* Request A *
Reproduce the Ross Ice Shelf passage word for word, covering the stretch from "There were reasons" through "have handled it.".
* Request B *
List every measurement of length or weight given in the Ross Ice Shelf passage, worded as it appears there.
* Request C *
Extend the Ross Ice Shelf passage, starting right after its final sentence.

The ice beneath me ran down a thousand feet. Underneath that, the Bible-black darkness of a cold, unexplored sea.
There were reasons why the Ross Sea remained unexplored. A New Zealand fishing boat once pulled from its waters a colossal squid (Mesonychoteuthis hamiltoni, to distinguish the species from its smaller cousin, the merely giant squid) more than thirty feet long and weighing over a thousand pounds. That's what they had down there, that and God knows what other creatures. Perhaps only Captain Nemo could have handled it.
To report my location on the Ross Ice Shelf above the Ross Sea, in other words, is another way of saying that I was in the middle of frozen nowhere, perched on the brink of an enormous nothingness. "A silence deep with a breath like sleep" is how one man who died there put it.

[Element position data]
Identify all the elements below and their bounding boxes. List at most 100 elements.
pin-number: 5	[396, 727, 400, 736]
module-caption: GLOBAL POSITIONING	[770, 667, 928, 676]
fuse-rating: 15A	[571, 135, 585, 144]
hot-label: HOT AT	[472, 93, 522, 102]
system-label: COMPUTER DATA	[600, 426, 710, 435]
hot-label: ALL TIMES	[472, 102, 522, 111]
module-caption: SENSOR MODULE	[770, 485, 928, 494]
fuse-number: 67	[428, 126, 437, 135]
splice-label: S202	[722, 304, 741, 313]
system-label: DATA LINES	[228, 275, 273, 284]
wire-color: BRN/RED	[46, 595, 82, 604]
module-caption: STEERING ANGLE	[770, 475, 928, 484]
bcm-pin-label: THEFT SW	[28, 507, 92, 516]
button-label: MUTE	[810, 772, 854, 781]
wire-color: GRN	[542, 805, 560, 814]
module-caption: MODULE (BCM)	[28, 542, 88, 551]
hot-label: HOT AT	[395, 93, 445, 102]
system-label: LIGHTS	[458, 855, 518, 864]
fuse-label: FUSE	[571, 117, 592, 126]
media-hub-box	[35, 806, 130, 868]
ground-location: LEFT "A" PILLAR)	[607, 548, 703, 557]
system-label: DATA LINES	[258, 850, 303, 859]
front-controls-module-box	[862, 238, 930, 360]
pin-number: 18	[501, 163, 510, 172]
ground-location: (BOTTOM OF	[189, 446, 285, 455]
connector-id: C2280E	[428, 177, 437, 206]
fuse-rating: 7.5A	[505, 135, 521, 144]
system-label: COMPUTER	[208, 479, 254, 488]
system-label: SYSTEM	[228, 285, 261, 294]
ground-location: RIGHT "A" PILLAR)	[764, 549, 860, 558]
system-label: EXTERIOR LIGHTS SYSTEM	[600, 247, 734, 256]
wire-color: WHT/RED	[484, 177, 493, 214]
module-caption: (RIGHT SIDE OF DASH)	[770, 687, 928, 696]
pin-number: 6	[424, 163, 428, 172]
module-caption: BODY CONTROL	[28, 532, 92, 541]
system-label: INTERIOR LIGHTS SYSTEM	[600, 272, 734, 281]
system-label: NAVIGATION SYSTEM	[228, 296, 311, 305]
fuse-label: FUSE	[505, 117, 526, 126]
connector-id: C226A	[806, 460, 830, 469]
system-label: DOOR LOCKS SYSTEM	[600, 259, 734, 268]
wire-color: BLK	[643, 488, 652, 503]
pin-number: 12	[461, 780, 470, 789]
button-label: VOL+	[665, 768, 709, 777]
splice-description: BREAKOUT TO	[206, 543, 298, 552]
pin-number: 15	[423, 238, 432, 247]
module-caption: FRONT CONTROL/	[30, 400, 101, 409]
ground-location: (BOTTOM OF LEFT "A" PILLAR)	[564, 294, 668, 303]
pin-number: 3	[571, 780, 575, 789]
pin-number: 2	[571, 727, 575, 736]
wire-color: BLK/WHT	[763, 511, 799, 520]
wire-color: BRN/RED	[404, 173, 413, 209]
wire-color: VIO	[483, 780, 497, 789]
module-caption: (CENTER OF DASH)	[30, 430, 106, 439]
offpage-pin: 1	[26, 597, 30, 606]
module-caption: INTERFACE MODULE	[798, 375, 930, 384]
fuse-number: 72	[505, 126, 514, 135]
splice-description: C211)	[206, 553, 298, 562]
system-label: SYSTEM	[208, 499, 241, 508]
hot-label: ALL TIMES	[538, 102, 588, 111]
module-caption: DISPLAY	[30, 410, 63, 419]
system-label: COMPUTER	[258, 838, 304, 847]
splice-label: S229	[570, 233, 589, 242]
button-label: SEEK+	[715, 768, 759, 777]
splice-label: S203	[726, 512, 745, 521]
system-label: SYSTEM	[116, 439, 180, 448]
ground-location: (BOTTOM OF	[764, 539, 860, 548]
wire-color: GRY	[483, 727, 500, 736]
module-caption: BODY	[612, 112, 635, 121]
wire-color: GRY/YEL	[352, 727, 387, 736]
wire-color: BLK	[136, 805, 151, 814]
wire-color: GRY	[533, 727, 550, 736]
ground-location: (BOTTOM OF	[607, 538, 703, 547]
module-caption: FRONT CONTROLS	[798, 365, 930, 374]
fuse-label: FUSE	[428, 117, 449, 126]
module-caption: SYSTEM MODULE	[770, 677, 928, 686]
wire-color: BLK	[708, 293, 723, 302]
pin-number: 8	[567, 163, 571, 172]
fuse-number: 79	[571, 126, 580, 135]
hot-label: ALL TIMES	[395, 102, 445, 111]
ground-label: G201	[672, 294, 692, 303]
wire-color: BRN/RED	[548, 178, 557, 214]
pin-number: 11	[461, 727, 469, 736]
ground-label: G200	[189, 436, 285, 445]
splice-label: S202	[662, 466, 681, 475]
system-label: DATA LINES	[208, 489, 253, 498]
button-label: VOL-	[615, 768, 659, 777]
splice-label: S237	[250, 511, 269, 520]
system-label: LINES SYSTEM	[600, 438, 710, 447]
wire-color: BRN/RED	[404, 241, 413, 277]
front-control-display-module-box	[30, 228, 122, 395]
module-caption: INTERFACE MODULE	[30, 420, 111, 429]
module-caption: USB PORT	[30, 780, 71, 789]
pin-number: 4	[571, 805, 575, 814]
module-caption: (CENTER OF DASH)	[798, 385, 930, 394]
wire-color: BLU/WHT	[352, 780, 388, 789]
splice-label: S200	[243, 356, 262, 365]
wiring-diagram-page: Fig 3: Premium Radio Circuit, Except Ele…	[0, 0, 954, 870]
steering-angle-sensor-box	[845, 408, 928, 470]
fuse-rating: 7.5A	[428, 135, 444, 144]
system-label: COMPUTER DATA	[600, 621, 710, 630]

* Task answer A *
There were reasons why the Ross Sea remained unexplored. A New Zealand fishing boat once pulled from its waters a colossal squid (Mesonychoteuthis hamiltoni, to distinguish the species from its smaller cousin, the merely giant squid) more than thirty feet long and weighing over a thousand pounds. That's what they had down there, that and God knows what other creatures. Perhaps only Captain Nemo could have handled it.

* Task answer B *
- a thousand feet
- more than thirty feet long
- over a thousand pounds

* Task answer C *
Early Antarctic explorers called the ice shelf "the Great Ice Barrier," in honor of the hundred-foot-high vertical wall where it meets the sea. But for those early explorers, and for me, the barrier acted more as a road, an immense, human-dwarfing, windswept road, but nevertheless a well-recognized path into the interior of the continent.
We followed "In the Footsteps of Scott," as our expedition was called, tracing the trek to the South Pole of the great British explorer Captain Robert F. Scott.
As I stood at the edge of the barrier, the question I pondered was pretty...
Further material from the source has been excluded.